■ **GIVEN REQUEST**:
Return all lines from the listing below in which the string "pattern" occurs.

■ **MATERIAL**:
╔══
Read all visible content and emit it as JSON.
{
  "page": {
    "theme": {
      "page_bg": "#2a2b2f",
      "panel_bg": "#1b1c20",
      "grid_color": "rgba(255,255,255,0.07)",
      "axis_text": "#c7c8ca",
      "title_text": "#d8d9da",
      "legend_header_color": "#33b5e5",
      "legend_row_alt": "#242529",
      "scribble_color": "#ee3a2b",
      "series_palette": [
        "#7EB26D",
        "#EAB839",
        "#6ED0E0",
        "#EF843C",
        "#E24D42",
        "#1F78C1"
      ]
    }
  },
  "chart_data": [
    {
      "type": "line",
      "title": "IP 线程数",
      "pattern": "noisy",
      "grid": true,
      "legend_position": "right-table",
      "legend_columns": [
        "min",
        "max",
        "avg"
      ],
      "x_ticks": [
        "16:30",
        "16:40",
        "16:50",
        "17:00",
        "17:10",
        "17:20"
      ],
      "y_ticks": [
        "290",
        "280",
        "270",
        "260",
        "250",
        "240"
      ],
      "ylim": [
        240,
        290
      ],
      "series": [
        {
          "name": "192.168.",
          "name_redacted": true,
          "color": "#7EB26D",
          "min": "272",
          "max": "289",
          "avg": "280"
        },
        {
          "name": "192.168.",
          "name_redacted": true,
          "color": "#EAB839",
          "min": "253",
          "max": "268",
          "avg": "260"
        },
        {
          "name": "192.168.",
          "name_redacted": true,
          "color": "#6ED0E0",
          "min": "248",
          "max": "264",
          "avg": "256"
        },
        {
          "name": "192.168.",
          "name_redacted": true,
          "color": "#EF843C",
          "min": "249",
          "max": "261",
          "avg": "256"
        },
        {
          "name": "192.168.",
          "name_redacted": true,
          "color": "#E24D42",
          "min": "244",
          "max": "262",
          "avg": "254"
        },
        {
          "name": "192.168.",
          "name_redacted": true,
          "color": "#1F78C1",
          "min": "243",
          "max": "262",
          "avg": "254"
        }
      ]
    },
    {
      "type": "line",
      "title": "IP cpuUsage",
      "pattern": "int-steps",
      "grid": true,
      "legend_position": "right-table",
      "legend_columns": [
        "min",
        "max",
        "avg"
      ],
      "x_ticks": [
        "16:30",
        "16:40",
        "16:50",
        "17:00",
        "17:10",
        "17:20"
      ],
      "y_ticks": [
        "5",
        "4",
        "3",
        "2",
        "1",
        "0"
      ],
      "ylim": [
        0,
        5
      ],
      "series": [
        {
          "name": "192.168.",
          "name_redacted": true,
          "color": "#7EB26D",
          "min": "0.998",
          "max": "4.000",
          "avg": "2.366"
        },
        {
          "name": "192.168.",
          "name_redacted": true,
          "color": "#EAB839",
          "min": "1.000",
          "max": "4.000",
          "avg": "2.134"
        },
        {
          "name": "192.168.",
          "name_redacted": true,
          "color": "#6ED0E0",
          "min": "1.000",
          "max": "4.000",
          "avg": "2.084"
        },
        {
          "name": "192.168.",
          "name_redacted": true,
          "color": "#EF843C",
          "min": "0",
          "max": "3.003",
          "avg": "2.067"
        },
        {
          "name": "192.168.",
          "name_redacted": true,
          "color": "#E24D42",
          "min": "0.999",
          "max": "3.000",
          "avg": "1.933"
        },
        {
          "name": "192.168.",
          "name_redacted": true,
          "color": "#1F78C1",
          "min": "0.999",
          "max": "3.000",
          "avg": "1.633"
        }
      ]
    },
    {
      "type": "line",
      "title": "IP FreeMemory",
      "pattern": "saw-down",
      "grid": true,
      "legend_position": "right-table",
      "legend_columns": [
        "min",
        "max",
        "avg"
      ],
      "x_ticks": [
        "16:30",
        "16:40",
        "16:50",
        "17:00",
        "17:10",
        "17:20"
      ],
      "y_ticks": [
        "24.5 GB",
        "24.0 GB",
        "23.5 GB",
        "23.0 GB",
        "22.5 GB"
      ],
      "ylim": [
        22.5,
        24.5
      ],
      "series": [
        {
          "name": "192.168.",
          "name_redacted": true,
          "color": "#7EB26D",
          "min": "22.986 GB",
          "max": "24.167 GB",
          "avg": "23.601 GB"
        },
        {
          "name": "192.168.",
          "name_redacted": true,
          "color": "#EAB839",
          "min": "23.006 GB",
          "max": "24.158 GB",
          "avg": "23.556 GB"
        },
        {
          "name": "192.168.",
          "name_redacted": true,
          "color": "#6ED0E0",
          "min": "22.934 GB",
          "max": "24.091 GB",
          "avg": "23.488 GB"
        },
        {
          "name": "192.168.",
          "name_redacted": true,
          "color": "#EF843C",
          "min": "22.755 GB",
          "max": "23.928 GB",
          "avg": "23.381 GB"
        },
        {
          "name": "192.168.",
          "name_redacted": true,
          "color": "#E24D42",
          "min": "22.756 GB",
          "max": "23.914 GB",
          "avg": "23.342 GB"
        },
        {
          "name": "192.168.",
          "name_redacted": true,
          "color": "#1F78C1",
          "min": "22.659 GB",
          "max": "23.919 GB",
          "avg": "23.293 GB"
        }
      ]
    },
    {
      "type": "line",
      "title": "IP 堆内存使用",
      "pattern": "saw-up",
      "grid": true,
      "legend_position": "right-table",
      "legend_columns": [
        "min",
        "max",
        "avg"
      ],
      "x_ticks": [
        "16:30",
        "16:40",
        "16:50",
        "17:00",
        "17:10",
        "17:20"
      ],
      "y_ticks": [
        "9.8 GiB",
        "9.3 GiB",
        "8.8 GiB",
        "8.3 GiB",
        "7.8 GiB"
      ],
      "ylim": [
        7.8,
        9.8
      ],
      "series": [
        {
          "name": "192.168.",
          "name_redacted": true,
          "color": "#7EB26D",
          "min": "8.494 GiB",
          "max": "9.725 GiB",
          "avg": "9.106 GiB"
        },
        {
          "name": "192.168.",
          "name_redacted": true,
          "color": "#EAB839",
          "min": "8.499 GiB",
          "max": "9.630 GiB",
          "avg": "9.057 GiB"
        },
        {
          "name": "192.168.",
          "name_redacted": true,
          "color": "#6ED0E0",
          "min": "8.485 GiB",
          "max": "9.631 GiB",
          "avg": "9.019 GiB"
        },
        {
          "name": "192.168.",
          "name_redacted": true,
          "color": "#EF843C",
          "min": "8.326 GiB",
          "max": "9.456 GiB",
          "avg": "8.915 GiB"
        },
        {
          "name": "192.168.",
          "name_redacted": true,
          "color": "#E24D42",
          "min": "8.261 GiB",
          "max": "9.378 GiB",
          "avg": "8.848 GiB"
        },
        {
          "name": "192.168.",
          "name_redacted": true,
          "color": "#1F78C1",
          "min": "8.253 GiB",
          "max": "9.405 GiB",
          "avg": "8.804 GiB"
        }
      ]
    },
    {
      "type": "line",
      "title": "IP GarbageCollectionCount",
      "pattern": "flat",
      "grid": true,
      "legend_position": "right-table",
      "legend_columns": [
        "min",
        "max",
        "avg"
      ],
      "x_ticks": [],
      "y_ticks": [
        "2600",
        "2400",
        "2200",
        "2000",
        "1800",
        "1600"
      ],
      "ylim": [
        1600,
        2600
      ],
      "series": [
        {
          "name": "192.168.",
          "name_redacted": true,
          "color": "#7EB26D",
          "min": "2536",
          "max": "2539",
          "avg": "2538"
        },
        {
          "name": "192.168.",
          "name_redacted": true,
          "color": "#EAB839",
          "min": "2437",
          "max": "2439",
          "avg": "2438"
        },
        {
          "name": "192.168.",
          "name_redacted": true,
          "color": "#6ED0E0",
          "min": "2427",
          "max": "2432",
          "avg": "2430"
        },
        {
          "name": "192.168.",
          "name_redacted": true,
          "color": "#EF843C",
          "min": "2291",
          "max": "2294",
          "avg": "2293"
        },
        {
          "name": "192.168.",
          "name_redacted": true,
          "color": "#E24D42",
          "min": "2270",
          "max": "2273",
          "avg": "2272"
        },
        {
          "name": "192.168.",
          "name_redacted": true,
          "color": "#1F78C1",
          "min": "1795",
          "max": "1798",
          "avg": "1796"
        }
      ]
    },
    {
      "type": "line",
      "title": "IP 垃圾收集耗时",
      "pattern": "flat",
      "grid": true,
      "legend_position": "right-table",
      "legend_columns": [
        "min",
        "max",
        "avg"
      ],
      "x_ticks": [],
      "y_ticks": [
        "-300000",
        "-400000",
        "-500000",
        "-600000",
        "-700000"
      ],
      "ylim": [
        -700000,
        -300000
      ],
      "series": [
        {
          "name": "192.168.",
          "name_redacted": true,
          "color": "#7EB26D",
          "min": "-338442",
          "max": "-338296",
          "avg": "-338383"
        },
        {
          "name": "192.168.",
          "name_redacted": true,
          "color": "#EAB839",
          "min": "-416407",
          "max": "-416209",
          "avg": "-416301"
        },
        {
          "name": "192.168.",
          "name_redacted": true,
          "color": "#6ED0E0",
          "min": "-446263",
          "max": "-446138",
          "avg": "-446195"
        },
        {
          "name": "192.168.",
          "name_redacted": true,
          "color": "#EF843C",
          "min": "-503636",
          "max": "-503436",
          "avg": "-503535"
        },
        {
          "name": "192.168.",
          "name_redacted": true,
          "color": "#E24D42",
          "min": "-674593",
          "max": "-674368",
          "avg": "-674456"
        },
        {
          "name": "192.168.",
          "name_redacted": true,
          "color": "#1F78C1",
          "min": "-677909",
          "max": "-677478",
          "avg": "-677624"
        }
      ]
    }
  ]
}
╚══
■ **RESPONSE FOR THIS EXERCISE**:
      "pattern": "noisy",
      "pattern": "int-steps",
      "pattern": "saw-down",
      "pattern": "saw-up",
      "pattern": "flat",
      "pattern": "flat",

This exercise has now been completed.